→ **Exercise objective**
Print the listing that follows, character for character.

Dataset items:
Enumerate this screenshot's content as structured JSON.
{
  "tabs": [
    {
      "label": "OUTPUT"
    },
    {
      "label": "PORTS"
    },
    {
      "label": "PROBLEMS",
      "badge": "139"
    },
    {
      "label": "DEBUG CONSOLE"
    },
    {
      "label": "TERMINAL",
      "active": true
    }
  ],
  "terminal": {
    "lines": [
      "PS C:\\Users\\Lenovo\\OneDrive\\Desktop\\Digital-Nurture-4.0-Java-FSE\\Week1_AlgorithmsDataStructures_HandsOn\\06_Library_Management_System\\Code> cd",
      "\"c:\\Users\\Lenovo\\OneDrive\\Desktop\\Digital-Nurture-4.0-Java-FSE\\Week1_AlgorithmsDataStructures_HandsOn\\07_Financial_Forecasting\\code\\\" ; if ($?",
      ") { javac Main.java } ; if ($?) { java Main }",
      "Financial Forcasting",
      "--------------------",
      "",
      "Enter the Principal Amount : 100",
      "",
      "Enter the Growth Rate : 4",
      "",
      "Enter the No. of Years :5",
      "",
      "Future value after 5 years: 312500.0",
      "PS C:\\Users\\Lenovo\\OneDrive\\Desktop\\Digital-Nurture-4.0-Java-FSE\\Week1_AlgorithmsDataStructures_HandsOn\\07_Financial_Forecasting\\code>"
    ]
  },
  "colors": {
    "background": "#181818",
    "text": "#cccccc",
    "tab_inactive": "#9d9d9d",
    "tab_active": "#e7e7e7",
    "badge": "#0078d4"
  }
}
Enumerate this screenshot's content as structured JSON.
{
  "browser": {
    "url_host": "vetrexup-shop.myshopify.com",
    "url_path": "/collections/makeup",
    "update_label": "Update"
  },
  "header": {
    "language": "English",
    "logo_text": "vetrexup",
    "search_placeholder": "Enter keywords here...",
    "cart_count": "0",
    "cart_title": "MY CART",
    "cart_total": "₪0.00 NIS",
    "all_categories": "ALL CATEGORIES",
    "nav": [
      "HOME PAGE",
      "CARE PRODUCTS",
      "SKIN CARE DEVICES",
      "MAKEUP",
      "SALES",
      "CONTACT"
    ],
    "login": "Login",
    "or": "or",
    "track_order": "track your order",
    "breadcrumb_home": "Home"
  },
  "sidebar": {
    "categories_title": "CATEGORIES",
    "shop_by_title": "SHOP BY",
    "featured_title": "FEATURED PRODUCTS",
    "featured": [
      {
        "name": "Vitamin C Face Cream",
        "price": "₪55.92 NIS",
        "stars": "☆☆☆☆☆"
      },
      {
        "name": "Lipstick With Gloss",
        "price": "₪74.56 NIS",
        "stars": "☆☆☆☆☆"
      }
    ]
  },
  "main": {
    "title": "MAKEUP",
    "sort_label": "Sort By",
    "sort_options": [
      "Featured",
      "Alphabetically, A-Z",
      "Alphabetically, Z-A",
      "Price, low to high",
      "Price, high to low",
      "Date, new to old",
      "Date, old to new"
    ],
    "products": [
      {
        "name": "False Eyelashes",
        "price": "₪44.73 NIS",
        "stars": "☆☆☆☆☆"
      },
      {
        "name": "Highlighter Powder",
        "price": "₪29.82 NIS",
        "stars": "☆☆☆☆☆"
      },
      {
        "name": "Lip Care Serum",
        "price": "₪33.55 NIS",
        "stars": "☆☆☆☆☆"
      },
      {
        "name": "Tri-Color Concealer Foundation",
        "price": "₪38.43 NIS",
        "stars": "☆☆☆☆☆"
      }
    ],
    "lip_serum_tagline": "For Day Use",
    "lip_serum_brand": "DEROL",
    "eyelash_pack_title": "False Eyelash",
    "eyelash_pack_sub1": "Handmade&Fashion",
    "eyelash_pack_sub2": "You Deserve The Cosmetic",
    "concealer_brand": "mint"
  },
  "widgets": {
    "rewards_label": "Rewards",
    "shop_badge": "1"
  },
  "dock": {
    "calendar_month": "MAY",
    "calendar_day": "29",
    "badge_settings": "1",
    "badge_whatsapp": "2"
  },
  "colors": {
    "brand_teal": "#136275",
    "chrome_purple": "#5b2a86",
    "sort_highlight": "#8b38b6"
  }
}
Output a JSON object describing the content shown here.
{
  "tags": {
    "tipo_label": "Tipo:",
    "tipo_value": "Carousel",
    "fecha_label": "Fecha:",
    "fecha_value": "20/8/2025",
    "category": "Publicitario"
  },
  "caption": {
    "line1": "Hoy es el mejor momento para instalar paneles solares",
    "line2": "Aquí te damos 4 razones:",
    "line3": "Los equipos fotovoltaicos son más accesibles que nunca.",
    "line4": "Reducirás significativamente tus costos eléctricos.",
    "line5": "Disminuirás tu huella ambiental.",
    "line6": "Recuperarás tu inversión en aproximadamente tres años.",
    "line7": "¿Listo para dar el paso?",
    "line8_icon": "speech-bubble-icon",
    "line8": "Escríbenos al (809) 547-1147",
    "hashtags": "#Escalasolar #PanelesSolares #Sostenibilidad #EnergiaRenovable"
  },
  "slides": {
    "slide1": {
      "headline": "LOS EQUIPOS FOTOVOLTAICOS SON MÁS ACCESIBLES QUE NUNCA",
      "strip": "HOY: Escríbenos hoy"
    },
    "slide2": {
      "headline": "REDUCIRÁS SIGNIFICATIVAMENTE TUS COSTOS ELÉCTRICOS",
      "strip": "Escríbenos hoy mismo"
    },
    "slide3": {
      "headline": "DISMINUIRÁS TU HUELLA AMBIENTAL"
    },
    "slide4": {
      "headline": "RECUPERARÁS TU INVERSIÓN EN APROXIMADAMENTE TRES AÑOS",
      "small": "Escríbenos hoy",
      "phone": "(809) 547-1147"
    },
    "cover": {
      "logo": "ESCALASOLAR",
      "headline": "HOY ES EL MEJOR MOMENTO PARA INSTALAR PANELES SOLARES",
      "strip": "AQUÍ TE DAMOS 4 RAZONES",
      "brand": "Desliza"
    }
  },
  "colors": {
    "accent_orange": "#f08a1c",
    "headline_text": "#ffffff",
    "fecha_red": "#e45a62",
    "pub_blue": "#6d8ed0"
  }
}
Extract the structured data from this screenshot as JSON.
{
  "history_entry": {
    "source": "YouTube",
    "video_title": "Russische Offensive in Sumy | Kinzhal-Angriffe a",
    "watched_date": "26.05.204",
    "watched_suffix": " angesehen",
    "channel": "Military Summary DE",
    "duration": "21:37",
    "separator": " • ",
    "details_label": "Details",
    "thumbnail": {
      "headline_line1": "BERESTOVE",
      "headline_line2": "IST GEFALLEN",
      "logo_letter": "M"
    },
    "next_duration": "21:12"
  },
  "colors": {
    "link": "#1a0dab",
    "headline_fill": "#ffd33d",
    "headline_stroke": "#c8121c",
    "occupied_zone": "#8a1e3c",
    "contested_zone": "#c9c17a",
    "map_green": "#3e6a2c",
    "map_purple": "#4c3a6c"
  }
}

→ **Written solution**
Enumerate this screenshot's content as structured JSON.
{
  "tabs": [
    {
      "label": "OUTPUT"
    },
    {
      "label": "PORTS"
    },
    {
      "label": "PROBLEMS",
      "badge": "139"
    },
    {
      "label": "DEBUG CONSOLE"
    },
    {
      "label": "TERMINAL",
      "active": true
    }
  ],
  "terminal": {
    "lines": [
      "PS C:\\Users\\Lenovo\\OneDrive\\Desktop\\Digital-Nurture-4.0-Java-FSE\\Week1_AlgorithmsDataStructures_HandsOn\\06_Library_Management_System\\Code> cd",
      "\"c:\\Users\\Lenovo\\OneDrive\\Desktop\\Digital-Nurture-4.0-Java-FSE\\Week1_AlgorithmsDataStructures_HandsOn\\07_Financial_Forecasting\\code\\\" ; if ($?",
      ") { javac Main.java } ; if ($?) { java Main }",
      "Financial Forcasting",
      "--------------------",
      "",
      "Enter the Principal Amount : 100",
      "",
      "Enter the Growth Rate : 4",
      "",
      "Enter the No. of Years :5",
      "",
      "Future value after 5 years: 312500.0",
      "PS C:\\Users\\Lenovo\\OneDrive\\Desktop\\Digital-Nurture-4.0-Java-FSE\\Week1_AlgorithmsDataStructures_HandsOn\\07_Financial_Forecasting\\code>"
    ]
  },
  "colors": {
    "background": "#181818",
    "text": "#cccccc",
    "tab_inactive": "#9d9d9d",
    "tab_active": "#e7e7e7",
    "badge": "#0078d4"
  }
}
Enumerate this screenshot's content as structured JSON.
{
  "browser": {
    "url_host": "vetrexup-shop.myshopify.com",
    "url_path": "/collections/makeup",
    "update_label": "Update"
  },
  "header": {
    "language": "English",
    "logo_text": "vetrexup",
    "search_placeholder": "Enter keywords here...",
    "cart_count": "0",
    "cart_title": "MY CART",
    "cart_total": "₪0.00 NIS",
    "all_categories": "ALL CATEGORIES",
    "nav": [
      "HOME PAGE",
      "CARE PRODUCTS",
      "SKIN CARE DEVICES",
      "MAKEUP",
      "SALES",
      "CONTACT"
    ],
    "login": "Login",
    "or": "or",
    "track_order": "track your order",
    "breadcrumb_home": "Home"
  },
  "sidebar": {
    "categories_title": "CATEGORIES",
    "shop_by_title": "SHOP BY",
    "featured_title": "FEATURED PRODUCTS",
    "featured": [
      {
        "name": "Vitamin C Face Cream",
        "price": "₪55.92 NIS",
        "stars": "☆☆☆☆☆"
      },
      {
        "name": "Lipstick With Gloss",
        "price": "₪74.56 NIS",
        "stars": "☆☆☆☆☆"
      }
    ]
  },
  "main": {
    "title": "MAKEUP",
    "sort_label": "Sort By",
    "sort_options": [
      "Featured",
      "Alphabetically, A-Z",
      "Alphabetically, Z-A",
      "Price, low to high",
      "Price, high to low",
      "Date, new to old",
      "Date, old to new"
    ],
    "products": [
      {
        "name": "False Eyelashes",
        "price": "₪44.73 NIS",
        "stars": "☆☆☆☆☆"
      },
      {
        "name": "Highlighter Powder",
        "price": "₪29.82 NIS",
        "stars": "☆☆☆☆☆"
      },
      {
        "name": "Lip Care Serum",
        "price": "₪33.55 NIS",
        "stars": "☆☆☆☆☆"
      },
      {
        "name": "Tri-Color Concealer Foundation",
        "price": "₪38.43 NIS",
        "stars": "☆☆☆☆☆"
      }
    ],
    "lip_serum_tagline": "For Day Use",
    "lip_serum_brand": "DEROL",
    "eyelash_pack_title": "False Eyelash",
    "eyelash_pack_sub1": "Handmade&Fashion",
    "eyelash_pack_sub2": "You Deserve The Cosmetic",
    "concealer_brand": "mint"
  },
  "widgets": {
    "rewards_label": "Rewards",
    "shop_badge": "1"
  },
  "dock": {
    "calendar_month": "MAY",
    "calendar_day": "29",
    "badge_settings": "1",
    "badge_whatsapp": "2"
  },
  "colors": {
    "brand_teal": "#136275",
    "chrome_purple": "#5b2a86",
    "sort_highlight": "#8b38b6"
  }
}
Output a JSON object describing the content shown here.
{
  "tags": {
    "tipo_label": "Tipo:",
    "tipo_value": "Carousel",
    "fecha_label": "Fecha:",
    "fecha_value": "20/8/2025",
    "category": "Publicitario"
  },
  "caption": {
    "line1": "Hoy es el mejor momento para instalar paneles solares",
    "line2": "Aquí te damos 4 razones:",
    "line3": "Los equipos fotovoltaicos son más accesibles que nunca.",
    "line4": "Reducirás significativamente tus costos eléctricos.",
    "line5": "Disminuirás tu huella ambiental.",
    "line6": "Recuperarás tu inversión en aproximadamente tres años.",
    "line7": "¿Listo para dar el paso?",
    "line8_icon": "speech-bubble-icon",
    "line8": "Escríbenos al (809) 547-1147",
    "hashtags": "#Escalasolar #PanelesSolares #Sostenibilidad #EnergiaRenovable"
  },
  "slides": {
    "slide1": {
      "headline": "LOS EQUIPOS FOTOVOLTAICOS SON MÁS ACCESIBLES QUE NUNCA",
      "strip": "HOY: Escríbenos hoy"
    },
    "slide2": {
      "headline": "REDUCIRÁS SIGNIFICATIVAMENTE TUS COSTOS ELÉCTRICOS",
      "strip": "Escríbenos hoy mismo"
    },
    "slide3": {
      "headline": "DISMINUIRÁS TU HUELLA AMBIENTAL"
    },
    "slide4": {
      "headline": "RECUPERARÁS TU INVERSIÓN EN APROXIMADAMENTE TRES AÑOS",
      "small": "Escríbenos hoy",
      "phone": "(809) 547-1147"
    },
    "cover": {
      "logo": "ESCALASOLAR",
      "headline": "HOY ES EL MEJOR MOMENTO PARA INSTALAR PANELES SOLARES",
      "strip": "AQUÍ TE DAMOS 4 RAZONES",
      "brand": "Desliza"
    }
  },
  "colors": {
    "accent_orange": "#f08a1c",
    "headline_text": "#ffffff",
    "fecha_red": "#e45a62",
    "pub_blue": "#6d8ed0"
  }
}
Extract the structured data from this screenshot as JSON.
{
  "history_entry": {
    "source": "YouTube",
    "video_title": "Russische Offensive in Sumy | Kinzhal-Angriffe a",
    "watched_date": "26.05.204",
    "watched_suffix": " angesehen",
    "channel": "Military Summary DE",
    "duration": "21:37",
    "separator": " • ",
    "details_label": "Details",
    "thumbnail": {
      "headline_line1": "BERESTOVE",
      "headline_line2": "IST GEFALLEN",
      "logo_letter": "M"
    },
    "next_duration": "21:12"
  },
  "colors": {
    "link": "#1a0dab",
    "headline_fill": "#ffd33d",
    "headline_stroke": "#c8121c",
    "occupied_zone": "#8a1e3c",
    "contested_zone": "#c9c17a",
    "map_green": "#3e6a2c",
    "map_purple": "#4c3a6c"
  }
}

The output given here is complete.